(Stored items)
-----

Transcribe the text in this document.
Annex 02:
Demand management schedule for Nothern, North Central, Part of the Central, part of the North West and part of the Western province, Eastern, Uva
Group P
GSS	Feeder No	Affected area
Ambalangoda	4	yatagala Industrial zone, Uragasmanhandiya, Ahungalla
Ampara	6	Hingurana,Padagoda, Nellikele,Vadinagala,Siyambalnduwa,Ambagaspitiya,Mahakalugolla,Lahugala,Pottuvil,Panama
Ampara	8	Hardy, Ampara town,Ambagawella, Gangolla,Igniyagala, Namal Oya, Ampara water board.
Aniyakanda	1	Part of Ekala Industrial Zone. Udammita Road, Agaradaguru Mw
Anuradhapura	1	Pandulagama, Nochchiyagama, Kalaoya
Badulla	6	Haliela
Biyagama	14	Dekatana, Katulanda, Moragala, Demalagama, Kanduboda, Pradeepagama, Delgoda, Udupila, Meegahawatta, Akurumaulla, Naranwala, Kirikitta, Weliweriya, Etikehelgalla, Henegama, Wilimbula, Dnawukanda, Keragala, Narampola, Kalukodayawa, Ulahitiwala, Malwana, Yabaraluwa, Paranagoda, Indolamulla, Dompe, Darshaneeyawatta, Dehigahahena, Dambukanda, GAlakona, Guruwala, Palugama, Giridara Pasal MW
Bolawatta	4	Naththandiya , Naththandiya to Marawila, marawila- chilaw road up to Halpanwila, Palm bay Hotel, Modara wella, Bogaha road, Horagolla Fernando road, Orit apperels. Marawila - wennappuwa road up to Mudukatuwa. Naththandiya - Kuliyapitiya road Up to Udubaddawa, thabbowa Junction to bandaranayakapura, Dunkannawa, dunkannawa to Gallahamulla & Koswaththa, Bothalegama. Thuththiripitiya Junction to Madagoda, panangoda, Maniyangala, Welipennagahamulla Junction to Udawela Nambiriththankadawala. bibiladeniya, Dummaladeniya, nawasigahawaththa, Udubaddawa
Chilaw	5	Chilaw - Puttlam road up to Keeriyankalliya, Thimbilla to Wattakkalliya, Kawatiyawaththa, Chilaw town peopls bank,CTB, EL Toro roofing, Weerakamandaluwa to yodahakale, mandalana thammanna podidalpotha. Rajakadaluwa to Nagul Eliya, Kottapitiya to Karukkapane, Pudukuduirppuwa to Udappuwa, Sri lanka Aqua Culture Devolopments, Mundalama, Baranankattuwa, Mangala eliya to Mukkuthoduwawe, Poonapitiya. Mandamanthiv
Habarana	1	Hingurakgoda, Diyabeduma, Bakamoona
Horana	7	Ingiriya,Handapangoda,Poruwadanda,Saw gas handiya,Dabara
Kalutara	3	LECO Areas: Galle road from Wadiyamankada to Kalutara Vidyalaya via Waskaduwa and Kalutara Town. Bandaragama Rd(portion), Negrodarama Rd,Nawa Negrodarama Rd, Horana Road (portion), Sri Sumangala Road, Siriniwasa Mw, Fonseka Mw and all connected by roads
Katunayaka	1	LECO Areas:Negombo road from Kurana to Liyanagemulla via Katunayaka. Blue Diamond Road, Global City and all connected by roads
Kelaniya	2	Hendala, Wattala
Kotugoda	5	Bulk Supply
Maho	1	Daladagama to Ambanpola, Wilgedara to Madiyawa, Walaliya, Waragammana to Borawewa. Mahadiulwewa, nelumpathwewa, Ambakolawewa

-----

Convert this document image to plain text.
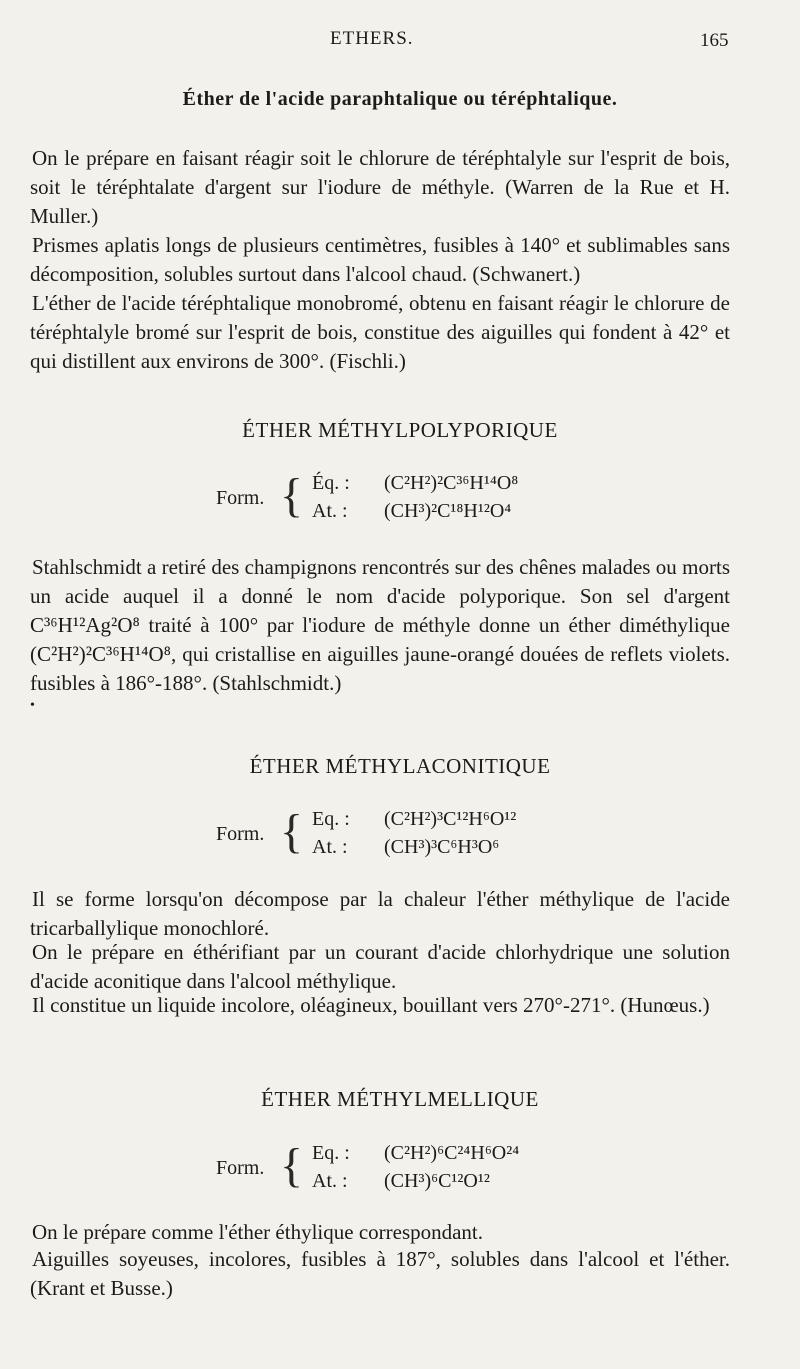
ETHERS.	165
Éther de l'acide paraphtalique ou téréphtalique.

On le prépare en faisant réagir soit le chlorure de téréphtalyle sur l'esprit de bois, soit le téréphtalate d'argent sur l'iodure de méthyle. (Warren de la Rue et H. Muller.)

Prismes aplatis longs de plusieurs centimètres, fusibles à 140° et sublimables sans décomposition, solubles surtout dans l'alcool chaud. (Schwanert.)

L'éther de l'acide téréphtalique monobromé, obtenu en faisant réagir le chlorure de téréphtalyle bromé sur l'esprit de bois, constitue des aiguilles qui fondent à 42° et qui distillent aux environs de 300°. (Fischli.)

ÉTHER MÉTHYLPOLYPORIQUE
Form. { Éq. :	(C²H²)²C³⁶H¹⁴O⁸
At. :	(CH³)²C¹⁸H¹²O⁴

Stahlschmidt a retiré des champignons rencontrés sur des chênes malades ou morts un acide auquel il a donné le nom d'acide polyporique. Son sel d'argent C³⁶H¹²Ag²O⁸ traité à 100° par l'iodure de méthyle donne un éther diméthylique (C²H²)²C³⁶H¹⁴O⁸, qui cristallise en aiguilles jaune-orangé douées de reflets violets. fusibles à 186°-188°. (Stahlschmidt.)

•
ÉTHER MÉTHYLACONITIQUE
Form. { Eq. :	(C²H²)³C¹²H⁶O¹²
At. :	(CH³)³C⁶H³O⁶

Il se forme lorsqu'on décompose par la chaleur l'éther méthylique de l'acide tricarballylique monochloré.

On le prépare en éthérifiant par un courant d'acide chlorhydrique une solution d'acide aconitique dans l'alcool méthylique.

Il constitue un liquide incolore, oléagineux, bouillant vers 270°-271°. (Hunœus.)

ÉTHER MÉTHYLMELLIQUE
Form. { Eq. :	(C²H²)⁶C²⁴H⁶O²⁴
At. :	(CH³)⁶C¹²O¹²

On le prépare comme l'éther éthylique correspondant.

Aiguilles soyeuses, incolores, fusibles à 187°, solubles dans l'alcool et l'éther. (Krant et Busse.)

-----

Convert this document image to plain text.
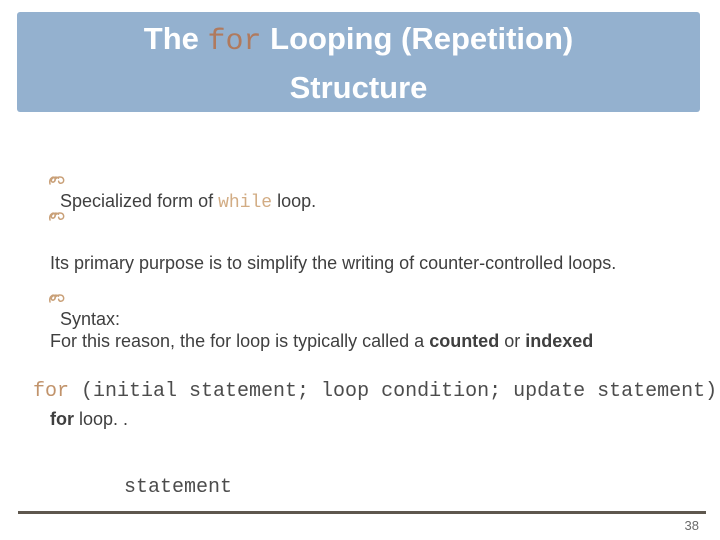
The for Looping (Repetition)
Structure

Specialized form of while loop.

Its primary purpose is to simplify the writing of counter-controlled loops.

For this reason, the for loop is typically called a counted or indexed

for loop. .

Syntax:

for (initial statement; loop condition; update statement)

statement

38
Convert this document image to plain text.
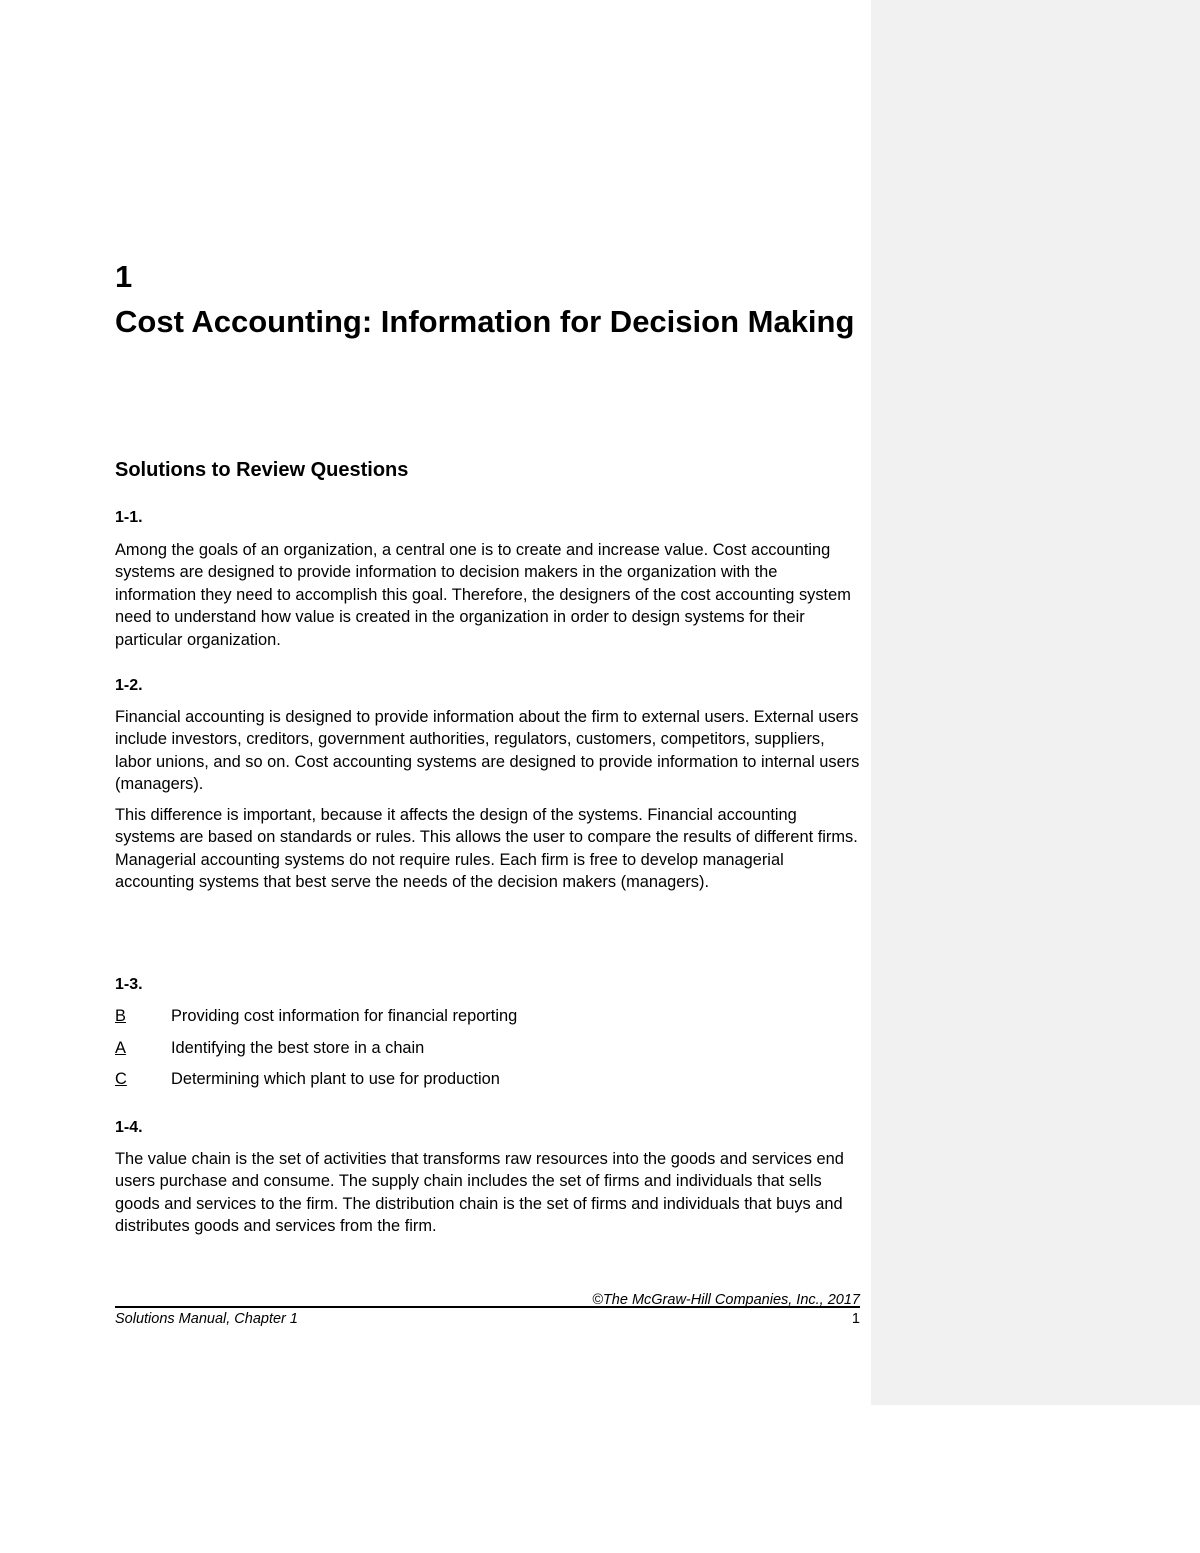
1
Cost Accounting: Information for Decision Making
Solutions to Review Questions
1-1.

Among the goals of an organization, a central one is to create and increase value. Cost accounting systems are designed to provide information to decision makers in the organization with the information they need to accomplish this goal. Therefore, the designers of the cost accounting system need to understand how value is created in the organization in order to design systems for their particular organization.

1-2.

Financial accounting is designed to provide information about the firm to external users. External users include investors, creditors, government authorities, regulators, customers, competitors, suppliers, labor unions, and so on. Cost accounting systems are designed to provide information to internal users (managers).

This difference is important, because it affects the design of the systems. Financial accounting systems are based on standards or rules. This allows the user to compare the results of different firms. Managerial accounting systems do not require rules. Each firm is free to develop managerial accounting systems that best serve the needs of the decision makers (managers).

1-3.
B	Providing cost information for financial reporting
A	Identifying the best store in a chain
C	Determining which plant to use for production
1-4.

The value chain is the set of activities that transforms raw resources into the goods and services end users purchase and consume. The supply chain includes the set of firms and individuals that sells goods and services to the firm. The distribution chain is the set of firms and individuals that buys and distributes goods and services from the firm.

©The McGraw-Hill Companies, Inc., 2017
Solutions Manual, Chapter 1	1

-----

Track down all lines above with the string "Areas" and copy them.

• [REPLY]:
Kalutara	3	LECO Areas: Galle road from Wadiyamankada to Kalutara Vidyalaya via Waskaduwa and Kalutara Town. Bandaragama Rd(portion), Negrodarama Rd,Nawa Negrodarama Rd, Horana Road (portion), Sri Sumangala Road, Siriniwasa Mw, Fonseka Mw and all connected by roads
Katunayaka	1	LECO Areas:Negombo road from Kurana to Liyanagemulla via Katunayaka. Blue Diamond Road, Global City and all connected by roads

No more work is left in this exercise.